## Material for this exercise
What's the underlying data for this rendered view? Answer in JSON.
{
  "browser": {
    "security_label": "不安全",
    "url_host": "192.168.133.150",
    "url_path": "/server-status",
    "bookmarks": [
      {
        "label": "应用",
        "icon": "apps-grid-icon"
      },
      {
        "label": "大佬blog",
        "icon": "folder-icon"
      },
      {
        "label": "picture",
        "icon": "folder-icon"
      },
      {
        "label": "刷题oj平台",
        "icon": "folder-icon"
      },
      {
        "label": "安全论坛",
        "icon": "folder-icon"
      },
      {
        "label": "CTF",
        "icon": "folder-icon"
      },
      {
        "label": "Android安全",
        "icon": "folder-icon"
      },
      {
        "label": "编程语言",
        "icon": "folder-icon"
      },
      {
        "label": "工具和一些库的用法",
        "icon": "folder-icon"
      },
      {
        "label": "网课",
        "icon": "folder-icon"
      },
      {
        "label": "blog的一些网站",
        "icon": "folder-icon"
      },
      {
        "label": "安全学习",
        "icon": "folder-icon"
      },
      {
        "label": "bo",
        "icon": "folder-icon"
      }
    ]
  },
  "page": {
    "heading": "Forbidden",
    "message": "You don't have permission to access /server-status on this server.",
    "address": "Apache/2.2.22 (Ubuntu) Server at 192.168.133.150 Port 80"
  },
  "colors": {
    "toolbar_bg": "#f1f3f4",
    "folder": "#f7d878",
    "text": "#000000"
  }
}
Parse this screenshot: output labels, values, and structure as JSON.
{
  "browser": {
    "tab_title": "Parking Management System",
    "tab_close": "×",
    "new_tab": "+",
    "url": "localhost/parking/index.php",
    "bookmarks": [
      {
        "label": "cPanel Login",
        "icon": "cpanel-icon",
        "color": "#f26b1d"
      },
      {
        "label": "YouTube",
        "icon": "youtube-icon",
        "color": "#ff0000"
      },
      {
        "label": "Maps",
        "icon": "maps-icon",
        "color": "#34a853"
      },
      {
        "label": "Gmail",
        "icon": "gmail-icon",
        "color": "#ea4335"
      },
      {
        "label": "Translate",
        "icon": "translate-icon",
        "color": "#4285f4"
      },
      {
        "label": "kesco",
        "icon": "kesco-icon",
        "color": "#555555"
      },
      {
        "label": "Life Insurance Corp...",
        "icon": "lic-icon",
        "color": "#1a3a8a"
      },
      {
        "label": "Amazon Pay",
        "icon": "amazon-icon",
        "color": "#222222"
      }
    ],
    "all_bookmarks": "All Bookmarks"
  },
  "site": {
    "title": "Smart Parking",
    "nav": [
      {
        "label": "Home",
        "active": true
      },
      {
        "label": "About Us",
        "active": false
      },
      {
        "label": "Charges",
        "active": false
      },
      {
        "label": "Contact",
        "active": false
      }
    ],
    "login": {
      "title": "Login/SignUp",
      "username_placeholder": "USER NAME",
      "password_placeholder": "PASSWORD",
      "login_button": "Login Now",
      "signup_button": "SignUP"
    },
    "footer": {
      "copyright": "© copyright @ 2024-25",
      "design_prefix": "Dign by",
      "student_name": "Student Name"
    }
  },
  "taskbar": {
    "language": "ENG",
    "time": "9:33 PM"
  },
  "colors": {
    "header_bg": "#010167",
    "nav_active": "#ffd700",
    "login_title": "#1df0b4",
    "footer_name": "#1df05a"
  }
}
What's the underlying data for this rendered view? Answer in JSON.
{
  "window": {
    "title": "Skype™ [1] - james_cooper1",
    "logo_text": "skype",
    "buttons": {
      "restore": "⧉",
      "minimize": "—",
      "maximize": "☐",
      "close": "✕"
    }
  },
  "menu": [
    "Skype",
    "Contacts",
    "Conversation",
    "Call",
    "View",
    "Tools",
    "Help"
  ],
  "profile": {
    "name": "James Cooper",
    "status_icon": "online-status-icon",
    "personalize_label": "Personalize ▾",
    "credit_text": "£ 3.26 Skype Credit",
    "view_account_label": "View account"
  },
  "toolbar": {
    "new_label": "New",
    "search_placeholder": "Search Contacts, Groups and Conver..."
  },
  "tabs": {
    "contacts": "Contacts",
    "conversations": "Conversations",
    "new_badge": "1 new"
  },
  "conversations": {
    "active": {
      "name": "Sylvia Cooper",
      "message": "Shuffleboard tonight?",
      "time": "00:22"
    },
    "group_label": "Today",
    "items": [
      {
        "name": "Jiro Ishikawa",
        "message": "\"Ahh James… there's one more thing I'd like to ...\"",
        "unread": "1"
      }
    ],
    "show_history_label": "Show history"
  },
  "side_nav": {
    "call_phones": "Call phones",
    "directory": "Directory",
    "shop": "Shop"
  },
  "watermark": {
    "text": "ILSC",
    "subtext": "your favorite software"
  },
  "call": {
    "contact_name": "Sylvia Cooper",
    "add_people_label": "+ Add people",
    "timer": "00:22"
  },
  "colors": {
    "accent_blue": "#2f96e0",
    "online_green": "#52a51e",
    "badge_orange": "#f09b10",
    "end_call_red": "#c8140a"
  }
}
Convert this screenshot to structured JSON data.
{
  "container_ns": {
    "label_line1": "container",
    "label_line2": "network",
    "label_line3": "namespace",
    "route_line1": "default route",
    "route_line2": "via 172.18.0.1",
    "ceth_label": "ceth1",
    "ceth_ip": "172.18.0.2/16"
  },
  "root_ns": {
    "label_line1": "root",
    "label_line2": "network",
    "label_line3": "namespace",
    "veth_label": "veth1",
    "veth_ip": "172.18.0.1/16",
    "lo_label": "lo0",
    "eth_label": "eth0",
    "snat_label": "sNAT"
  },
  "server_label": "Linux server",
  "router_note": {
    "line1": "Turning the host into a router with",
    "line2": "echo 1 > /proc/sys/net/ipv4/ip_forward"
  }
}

## Directions for this task
Write down the full listing again, exactly.

## Task solution
What's the underlying data for this rendered view? Answer in JSON.
{
  "browser": {
    "security_label": "不安全",
    "url_host": "192.168.133.150",
    "url_path": "/server-status",
    "bookmarks": [
      {
        "label": "应用",
        "icon": "apps-grid-icon"
      },
      {
        "label": "大佬blog",
        "icon": "folder-icon"
      },
      {
        "label": "picture",
        "icon": "folder-icon"
      },
      {
        "label": "刷题oj平台",
        "icon": "folder-icon"
      },
      {
        "label": "安全论坛",
        "icon": "folder-icon"
      },
      {
        "label": "CTF",
        "icon": "folder-icon"
      },
      {
        "label": "Android安全",
        "icon": "folder-icon"
      },
      {
        "label": "编程语言",
        "icon": "folder-icon"
      },
      {
        "label": "工具和一些库的用法",
        "icon": "folder-icon"
      },
      {
        "label": "网课",
        "icon": "folder-icon"
      },
      {
        "label": "blog的一些网站",
        "icon": "folder-icon"
      },
      {
        "label": "安全学习",
        "icon": "folder-icon"
      },
      {
        "label": "bo",
        "icon": "folder-icon"
      }
    ]
  },
  "page": {
    "heading": "Forbidden",
    "message": "You don't have permission to access /server-status on this server.",
    "address": "Apache/2.2.22 (Ubuntu) Server at 192.168.133.150 Port 80"
  },
  "colors": {
    "toolbar_bg": "#f1f3f4",
    "folder": "#f7d878",
    "text": "#000000"
  }
}
Parse this screenshot: output labels, values, and structure as JSON.
{
  "browser": {
    "tab_title": "Parking Management System",
    "tab_close": "×",
    "new_tab": "+",
    "url": "localhost/parking/index.php",
    "bookmarks": [
      {
        "label": "cPanel Login",
        "icon": "cpanel-icon",
        "color": "#f26b1d"
      },
      {
        "label": "YouTube",
        "icon": "youtube-icon",
        "color": "#ff0000"
      },
      {
        "label": "Maps",
        "icon": "maps-icon",
        "color": "#34a853"
      },
      {
        "label": "Gmail",
        "icon": "gmail-icon",
        "color": "#ea4335"
      },
      {
        "label": "Translate",
        "icon": "translate-icon",
        "color": "#4285f4"
      },
      {
        "label": "kesco",
        "icon": "kesco-icon",
        "color": "#555555"
      },
      {
        "label": "Life Insurance Corp...",
        "icon": "lic-icon",
        "color": "#1a3a8a"
      },
      {
        "label": "Amazon Pay",
        "icon": "amazon-icon",
        "color": "#222222"
      }
    ],
    "all_bookmarks": "All Bookmarks"
  },
  "site": {
    "title": "Smart Parking",
    "nav": [
      {
        "label": "Home",
        "active": true
      },
      {
        "label": "About Us",
        "active": false
      },
      {
        "label": "Charges",
        "active": false
      },
      {
        "label": "Contact",
        "active": false
      }
    ],
    "login": {
      "title": "Login/SignUp",
      "username_placeholder": "USER NAME",
      "password_placeholder": "PASSWORD",
      "login_button": "Login Now",
      "signup_button": "SignUP"
    },
    "footer": {
      "copyright": "© copyright @ 2024-25",
      "design_prefix": "Dign by",
      "student_name": "Student Name"
    }
  },
  "taskbar": {
    "language": "ENG",
    "time": "9:33 PM"
  },
  "colors": {
    "header_bg": "#010167",
    "nav_active": "#ffd700",
    "login_title": "#1df0b4",
    "footer_name": "#1df05a"
  }
}
What's the underlying data for this rendered view? Answer in JSON.
{
  "window": {
    "title": "Skype™ [1] - james_cooper1",
    "logo_text": "skype",
    "buttons": {
      "restore": "⧉",
      "minimize": "—",
      "maximize": "☐",
      "close": "✕"
    }
  },
  "menu": [
    "Skype",
    "Contacts",
    "Conversation",
    "Call",
    "View",
    "Tools",
    "Help"
  ],
  "profile": {
    "name": "James Cooper",
    "status_icon": "online-status-icon",
    "personalize_label": "Personalize ▾",
    "credit_text": "£ 3.26 Skype Credit",
    "view_account_label": "View account"
  },
  "toolbar": {
    "new_label": "New",
    "search_placeholder": "Search Contacts, Groups and Conver..."
  },
  "tabs": {
    "contacts": "Contacts",
    "conversations": "Conversations",
    "new_badge": "1 new"
  },
  "conversations": {
    "active": {
      "name": "Sylvia Cooper",
      "message": "Shuffleboard tonight?",
      "time": "00:22"
    },
    "group_label": "Today",
    "items": [
      {
        "name": "Jiro Ishikawa",
        "message": "\"Ahh James… there's one more thing I'd like to ...\"",
        "unread": "1"
      }
    ],
    "show_history_label": "Show history"
  },
  "side_nav": {
    "call_phones": "Call phones",
    "directory": "Directory",
    "shop": "Shop"
  },
  "watermark": {
    "text": "ILSC",
    "subtext": "your favorite software"
  },
  "call": {
    "contact_name": "Sylvia Cooper",
    "add_people_label": "+ Add people",
    "timer": "00:22"
  },
  "colors": {
    "accent_blue": "#2f96e0",
    "online_green": "#52a51e",
    "badge_orange": "#f09b10",
    "end_call_red": "#c8140a"
  }
}
Convert this screenshot to structured JSON data.
{
  "container_ns": {
    "label_line1": "container",
    "label_line2": "network",
    "label_line3": "namespace",
    "route_line1": "default route",
    "route_line2": "via 172.18.0.1",
    "ceth_label": "ceth1",
    "ceth_ip": "172.18.0.2/16"
  },
  "root_ns": {
    "label_line1": "root",
    "label_line2": "network",
    "label_line3": "namespace",
    "veth_label": "veth1",
    "veth_ip": "172.18.0.1/16",
    "lo_label": "lo0",
    "eth_label": "eth0",
    "snat_label": "sNAT"
  },
  "server_label": "Linux server",
  "router_note": {
    "line1": "Turning the host into a router with",
    "line2": "echo 1 > /proc/sys/net/ipv4/ip_forward"
  }
}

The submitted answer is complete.